PASSAGE:
===============
Visualizing the Fourth Dimension
HONR 245
Spring 2005
Mon, Fri 2:50-4:20
Copley 200
Instructor: Richard Hammack Office hours:
Office: 238 Copley Monday, 9:45--10:45
Work: 752-7210 (and voice mail) Wednesday, 9:45--10:45; 1:30 -- 2:30
Home: 353-8572 (before 9:30 p.m., please) Friday, 9:45--10:45
Fax: 752-4724 and by appointment

This is a course on the geometry of four-dimensional space. We begin with an informal analysis of two- and three-dimensional Euclidean space, and with the Platonic and Archimedean solids in these spaces. Then we explore the analogous structures that exist in four (and even higher) dimensions. Our exploration is primarily visual. We use computer graphics and animation -- as well as ruler-and-compass constructions -- to create images of higher-dimensional objects. We discuss the historical development of the idea of the fourth dimension, as well as its influence on science, technology and twentieth century art. The only prerequisites are a basic understanding of high school geometry and algebra, and a good imagination.

The course meets in the Mathematics Department's Mac Lab, although we will not use the computers every day. You will often use a mathematical software package called Mathematica to create, project and draw three- and four-dimensional objects. No prior computer experience is necessary.

Your grade is determined by homework, participation, a portfolio and a final project. Details follow.

Homework: There will be frequent graded homework. These assignments will take various forms, including -- but not limited to -- written work, mathematical work, drawings, three-dimensional models, and computer programs.

Participation: Participation means that you in some way demonstrate intellectual involvement in the course. It does not necessarily mean that you ask questions and volunteer answers. Active participation may include putting extra effort into homework, taking advantage of office hours, and displaying preparedness, dedication and intellectual curiosity. Spotty attendance can lower your participation score.

Portfolio: Over the semester, you will develop a portfolio of images (computer generated and/or hand made) and three-dimensional models.

Project: Instead of taking a final exam, you will do a final project. This project can be a paper, computer program or visual work on a topic of your choice, subject to my approval.

Your final grade will be determined by the following weights:
Homework 25%
Portfolio 25%
Participation 25%
Final project 25%

You will probably need the following supplies:
Pad of drawing paper
Plastic 45-45-90 triangle
T-square (optional)
Plastic 30-60-90 triangle
Masking tape (optional)
Colored pencils or pens
Calculator (optional)
X-acto knife or scissors
Protractor (optional)

Information about this course is posted on the Internet. To find it, go to my home page ( and click on "HONR 245." There you will find the syllabus, homework assignments, a calendar, and other announcements.

Office: Please feel free to stop by my office whenever you have a question, or if you just want to chat. You are welcome to come by any time that I am there, even outside of posted office hours. I will also be happy to schedule an appointment.
===============
Items excerpted from a collection

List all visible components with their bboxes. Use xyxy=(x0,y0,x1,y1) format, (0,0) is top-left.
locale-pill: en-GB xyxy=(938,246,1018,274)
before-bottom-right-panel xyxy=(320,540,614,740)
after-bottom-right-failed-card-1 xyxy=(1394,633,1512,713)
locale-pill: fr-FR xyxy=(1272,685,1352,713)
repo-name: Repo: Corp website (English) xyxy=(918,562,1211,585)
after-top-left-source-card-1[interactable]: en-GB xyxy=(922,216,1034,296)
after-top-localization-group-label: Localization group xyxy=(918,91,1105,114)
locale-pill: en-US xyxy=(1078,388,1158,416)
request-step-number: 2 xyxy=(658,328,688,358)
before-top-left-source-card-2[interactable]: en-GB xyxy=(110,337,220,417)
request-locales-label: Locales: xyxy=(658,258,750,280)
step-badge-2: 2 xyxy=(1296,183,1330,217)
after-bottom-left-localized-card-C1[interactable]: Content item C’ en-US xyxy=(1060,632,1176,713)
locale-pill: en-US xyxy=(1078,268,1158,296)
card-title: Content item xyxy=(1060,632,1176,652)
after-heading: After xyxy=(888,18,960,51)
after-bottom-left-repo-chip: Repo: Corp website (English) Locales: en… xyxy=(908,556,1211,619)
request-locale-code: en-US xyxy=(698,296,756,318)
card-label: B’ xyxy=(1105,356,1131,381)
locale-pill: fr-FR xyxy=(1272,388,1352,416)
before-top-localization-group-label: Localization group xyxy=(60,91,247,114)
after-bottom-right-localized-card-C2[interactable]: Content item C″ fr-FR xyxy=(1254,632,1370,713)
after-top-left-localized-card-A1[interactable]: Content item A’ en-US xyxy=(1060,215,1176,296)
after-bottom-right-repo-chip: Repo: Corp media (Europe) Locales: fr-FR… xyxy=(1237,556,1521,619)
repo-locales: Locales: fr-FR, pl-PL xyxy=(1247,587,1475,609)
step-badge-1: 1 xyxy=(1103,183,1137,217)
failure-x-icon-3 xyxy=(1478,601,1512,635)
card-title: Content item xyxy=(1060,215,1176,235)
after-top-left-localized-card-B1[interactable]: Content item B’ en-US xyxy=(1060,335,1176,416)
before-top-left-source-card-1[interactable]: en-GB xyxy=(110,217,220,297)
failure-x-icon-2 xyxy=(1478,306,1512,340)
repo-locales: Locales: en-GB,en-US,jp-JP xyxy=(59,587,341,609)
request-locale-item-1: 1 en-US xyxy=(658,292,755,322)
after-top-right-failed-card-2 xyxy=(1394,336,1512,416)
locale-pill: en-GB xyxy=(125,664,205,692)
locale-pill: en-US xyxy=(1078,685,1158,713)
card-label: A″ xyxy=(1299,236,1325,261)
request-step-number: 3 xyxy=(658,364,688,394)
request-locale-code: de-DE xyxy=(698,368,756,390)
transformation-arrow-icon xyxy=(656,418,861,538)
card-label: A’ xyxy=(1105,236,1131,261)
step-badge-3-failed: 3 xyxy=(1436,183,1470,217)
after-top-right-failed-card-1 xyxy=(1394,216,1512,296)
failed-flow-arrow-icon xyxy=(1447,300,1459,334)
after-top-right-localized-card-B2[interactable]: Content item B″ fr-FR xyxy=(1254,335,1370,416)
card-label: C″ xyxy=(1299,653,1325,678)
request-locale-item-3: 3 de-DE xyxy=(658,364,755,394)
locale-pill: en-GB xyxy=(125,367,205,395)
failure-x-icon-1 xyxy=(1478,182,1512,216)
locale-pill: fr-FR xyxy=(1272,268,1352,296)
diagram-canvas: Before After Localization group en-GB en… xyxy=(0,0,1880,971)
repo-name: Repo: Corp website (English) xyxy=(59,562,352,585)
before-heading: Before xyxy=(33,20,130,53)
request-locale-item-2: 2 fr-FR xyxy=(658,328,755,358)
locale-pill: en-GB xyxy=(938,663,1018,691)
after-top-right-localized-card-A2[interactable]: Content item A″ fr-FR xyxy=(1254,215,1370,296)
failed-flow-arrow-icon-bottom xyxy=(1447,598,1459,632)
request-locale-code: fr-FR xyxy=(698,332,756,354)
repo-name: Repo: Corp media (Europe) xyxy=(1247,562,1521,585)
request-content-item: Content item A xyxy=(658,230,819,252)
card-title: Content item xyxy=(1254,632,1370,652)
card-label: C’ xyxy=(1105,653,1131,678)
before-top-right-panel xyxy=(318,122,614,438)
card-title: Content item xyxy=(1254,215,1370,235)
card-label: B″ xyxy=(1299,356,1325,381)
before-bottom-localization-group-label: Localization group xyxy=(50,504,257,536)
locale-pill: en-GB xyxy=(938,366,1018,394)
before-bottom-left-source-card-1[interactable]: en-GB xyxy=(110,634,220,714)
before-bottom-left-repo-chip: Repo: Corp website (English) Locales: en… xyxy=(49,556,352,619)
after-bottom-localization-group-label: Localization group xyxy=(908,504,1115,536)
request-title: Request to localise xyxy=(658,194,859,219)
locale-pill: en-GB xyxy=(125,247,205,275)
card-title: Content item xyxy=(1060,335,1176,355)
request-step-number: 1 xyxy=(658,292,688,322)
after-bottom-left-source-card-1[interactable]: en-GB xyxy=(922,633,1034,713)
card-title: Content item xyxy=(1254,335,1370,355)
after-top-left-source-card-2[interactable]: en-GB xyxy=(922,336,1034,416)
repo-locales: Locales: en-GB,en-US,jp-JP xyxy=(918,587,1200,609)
===============
WORK INSTRUCTIONS:
**1)** In the syllabus, what software package will students use to create, project and draw three- and four-dimensional objects?
**2)** Reproduce the part of the syllabus starting at "The course meets" and ending at "and computer programs.".

TASK RESPONSES:
**1)** Mathematica.

**2)**
The course meets in the Mathematics Department's Mac Lab, although we will not use the computers every day. You will often use a mathematical software package called Mathematica to create, project and draw three- and four-dimensional objects. No prior computer experience is necessary.

Your grade is determined by homework, participation, a portfolio and a final project. Details follow.

Homework: There will be frequent graded homework. These assignments will take various forms, including -- but not limited to -- written work, mathematical work, drawings, three-dimensional models, and computer programs.